## DATASET
====

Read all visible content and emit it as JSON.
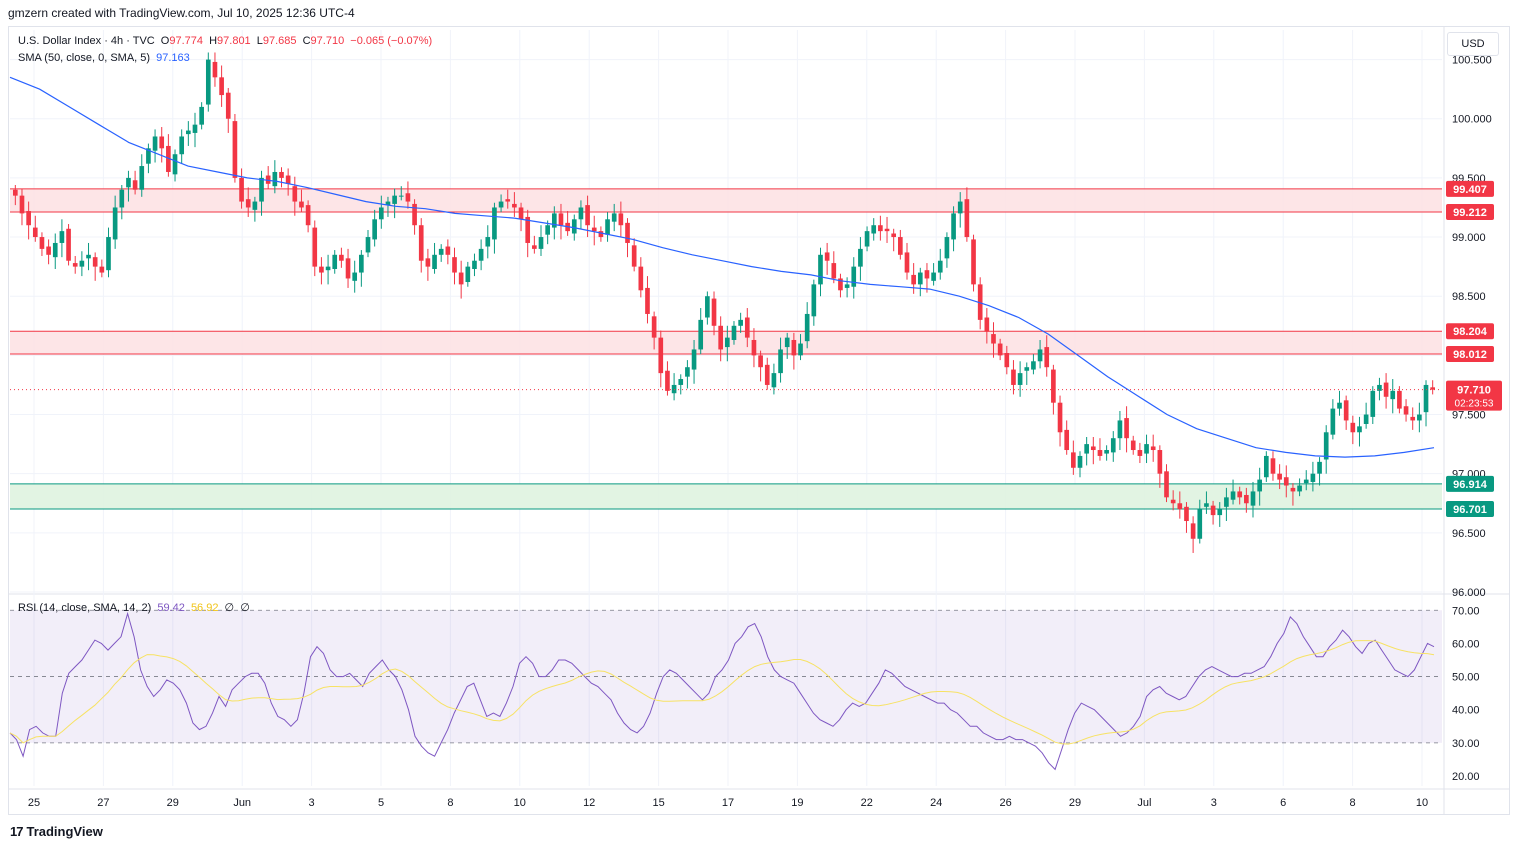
{
  "header": {
    "text": "gmzern created with TradingView.com, Jul 10, 2025 12:36 UTC-4"
  },
  "legend": {
    "symbol": "U.S. Dollar Index · 4h · TVC",
    "open_label": "O",
    "open": "97.774",
    "high_label": "H",
    "high": "97.801",
    "low_label": "L",
    "low": "97.685",
    "close_label": "C",
    "close": "97.710",
    "change": "−0.065 (−0.07%)",
    "sma_label": "SMA (50, close, 0, SMA, 5)",
    "sma_value": "97.163",
    "rsi_label": "RSI (14, close, SMA, 14, 2)",
    "rsi_value": "59.42",
    "rsi_sma_value": "56.92",
    "rsi_extra1": "∅",
    "rsi_extra2": "∅"
  },
  "currency_button": "USD",
  "footer": {
    "brand": "TradingView",
    "logo": "17"
  },
  "colors": {
    "up": "#089981",
    "down": "#f23645",
    "sma": "#2962ff",
    "rsi": "#7e57c2",
    "rsi_sma": "#f7e264",
    "resistance_fill": "#fde2e4",
    "support_fill": "#dff3e0"
  },
  "chart_data": {
    "type": "candlestick",
    "price_axis": {
      "ylim": [
        96.0,
        100.75
      ],
      "ticks": [
        "96.000",
        "96.500",
        "97.000",
        "97.500",
        "98.000",
        "98.500",
        "99.000",
        "99.500",
        "100.000",
        "100.500"
      ]
    },
    "rsi_axis": {
      "ylim": [
        17,
        74
      ],
      "ticks": [
        "20.00",
        "30.00",
        "40.00",
        "50.00",
        "60.00",
        "70.00"
      ],
      "bands": [
        30,
        50,
        70
      ]
    },
    "x_ticks": [
      "25",
      "27",
      "29",
      "Jun",
      "3",
      "5",
      "8",
      "10",
      "12",
      "15",
      "17",
      "19",
      "22",
      "24",
      "26",
      "29",
      "Jul",
      "3",
      "6",
      "8",
      "10"
    ],
    "zones": [
      {
        "name": "resistance-upper",
        "top": 99.407,
        "bottom": 99.212,
        "top_label": "99.407",
        "bottom_label": "99.212",
        "color": "#f23645"
      },
      {
        "name": "resistance-lower",
        "top": 98.204,
        "bottom": 98.012,
        "top_label": "98.204",
        "bottom_label": "98.012",
        "color": "#f23645"
      },
      {
        "name": "support",
        "top": 96.914,
        "bottom": 96.701,
        "top_label": "96.914",
        "bottom_label": "96.701",
        "color": "#089981"
      }
    ],
    "last_price": {
      "value": 97.71,
      "label": "97.710",
      "countdown": "02:23:53"
    },
    "closes": [
      99.35,
      99.2,
      99.1,
      99.0,
      98.9,
      98.85,
      98.95,
      99.05,
      98.8,
      98.75,
      98.8,
      98.85,
      98.75,
      98.7,
      99.0,
      99.25,
      99.4,
      99.5,
      99.4,
      99.6,
      99.75,
      99.85,
      99.75,
      99.55,
      99.7,
      99.85,
      99.9,
      99.95,
      100.1,
      100.5,
      100.35,
      100.2,
      100.0,
      99.5,
      99.3,
      99.25,
      99.3,
      99.5,
      99.45,
      99.55,
      99.5,
      99.45,
      99.3,
      99.25,
      99.1,
      98.75,
      98.7,
      98.75,
      98.85,
      98.8,
      98.65,
      98.7,
      98.85,
      99.0,
      99.15,
      99.25,
      99.3,
      99.35,
      99.35,
      99.3,
      99.1,
      98.8,
      98.75,
      98.85,
      98.9,
      98.85,
      98.7,
      98.6,
      98.75,
      98.8,
      98.9,
      99.0,
      99.25,
      99.3,
      99.3,
      99.25,
      99.15,
      98.95,
      98.9,
      99.0,
      99.1,
      99.2,
      99.1,
      99.05,
      99.15,
      99.25,
      99.1,
      99.05,
      99.0,
      99.15,
      99.2,
      99.1,
      98.95,
      98.75,
      98.55,
      98.35,
      98.15,
      97.85,
      97.7,
      97.75,
      97.8,
      97.9,
      98.05,
      98.3,
      98.5,
      98.25,
      98.05,
      98.15,
      98.25,
      98.3,
      98.15,
      98.0,
      97.9,
      97.75,
      97.85,
      98.05,
      98.15,
      98.0,
      98.1,
      98.35,
      98.6,
      98.85,
      98.8,
      98.65,
      98.55,
      98.6,
      98.75,
      98.9,
      99.05,
      99.1,
      99.05,
      99.05,
      99.0,
      98.85,
      98.7,
      98.6,
      98.7,
      98.65,
      98.7,
      98.8,
      99.0,
      99.2,
      99.3,
      99.0,
      98.6,
      98.3,
      98.2,
      98.1,
      98.0,
      97.9,
      97.75,
      97.85,
      97.9,
      97.95,
      98.05,
      97.9,
      97.6,
      97.35,
      97.2,
      97.05,
      97.15,
      97.25,
      97.2,
      97.15,
      97.2,
      97.3,
      97.45,
      97.3,
      97.2,
      97.15,
      97.25,
      97.2,
      97.0,
      96.8,
      96.75,
      96.7,
      96.6,
      96.45,
      96.7,
      96.75,
      96.65,
      96.7,
      96.8,
      96.85,
      96.8,
      96.75,
      96.85,
      96.95,
      97.15,
      97.0,
      96.95,
      96.9,
      96.85,
      96.9,
      96.95,
      97.0,
      97.1,
      97.35,
      97.55,
      97.6,
      97.45,
      97.35,
      97.4,
      97.5,
      97.7,
      97.75,
      97.65,
      97.7,
      97.55,
      97.5,
      97.45,
      97.5,
      97.75,
      97.71
    ],
    "sma": [
      100.35,
      100.25,
      100.1,
      99.95,
      99.8,
      99.7,
      99.6,
      99.55,
      99.5,
      99.47,
      99.42,
      99.36,
      99.3,
      99.26,
      99.24,
      99.2,
      99.18,
      99.16,
      99.12,
      99.08,
      99.03,
      98.98,
      98.91,
      98.85,
      98.8,
      98.75,
      98.71,
      98.68,
      98.63,
      98.6,
      98.58,
      98.56,
      98.5,
      98.42,
      98.32,
      98.18,
      98.0,
      97.82,
      97.66,
      97.5,
      97.38,
      97.3,
      97.22,
      97.18,
      97.15,
      97.14,
      97.15,
      97.18,
      97.22
    ]
  },
  "rsi_series": [
    33,
    31,
    26,
    34,
    35,
    33,
    32,
    32,
    45,
    51,
    53,
    55,
    58,
    61,
    60,
    58,
    60,
    62,
    69,
    62,
    52,
    47,
    44,
    46,
    49,
    48,
    46,
    42,
    36,
    34,
    35,
    39,
    44,
    41,
    46,
    48,
    50,
    51,
    51,
    48,
    42,
    38,
    37,
    35,
    37,
    45,
    56,
    59,
    57,
    52,
    50,
    50,
    51,
    49,
    47,
    51,
    53,
    55,
    52,
    50,
    46,
    40,
    32,
    29,
    27,
    26,
    30,
    34,
    39,
    43,
    47,
    48,
    43,
    38,
    39,
    38,
    42,
    47,
    54,
    56,
    54,
    50,
    50,
    52,
    55,
    55,
    54,
    52,
    50,
    48,
    47,
    45,
    43,
    39,
    36,
    34,
    33,
    35,
    39,
    45,
    50,
    52,
    51,
    49,
    47,
    45,
    43,
    45,
    50,
    52,
    55,
    60,
    62,
    65,
    66,
    62,
    56,
    52,
    50,
    49,
    48,
    45,
    42,
    39,
    37,
    36,
    35,
    37,
    40,
    42,
    41,
    42,
    45,
    48,
    52,
    51,
    49,
    47,
    46,
    45,
    44,
    43,
    42,
    42,
    40,
    39,
    37,
    35,
    35,
    33,
    32,
    31,
    31,
    32,
    31,
    31,
    30,
    29,
    27,
    24,
    22,
    28,
    34,
    39,
    42,
    41,
    40,
    38,
    36,
    34,
    32,
    33,
    35,
    38,
    44,
    46,
    47,
    45,
    44,
    43,
    44,
    47,
    50,
    52,
    53,
    52,
    51,
    50,
    50,
    51,
    51,
    52,
    53,
    56,
    60,
    63,
    68,
    66,
    62,
    59,
    56,
    56,
    59,
    61,
    64,
    62,
    59,
    57,
    60,
    61,
    58,
    55,
    52,
    51,
    50,
    52,
    56,
    60,
    59
  ]
}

====

## REQUIREMENTS
Copy all lines from the material that include "TradingView".

## SOLUTION TO THIS EXERCISE
    "text": "gmzern created with TradingView.com, Jul 10, 2025 12:36 UTC-4"
    "brand": "TradingView",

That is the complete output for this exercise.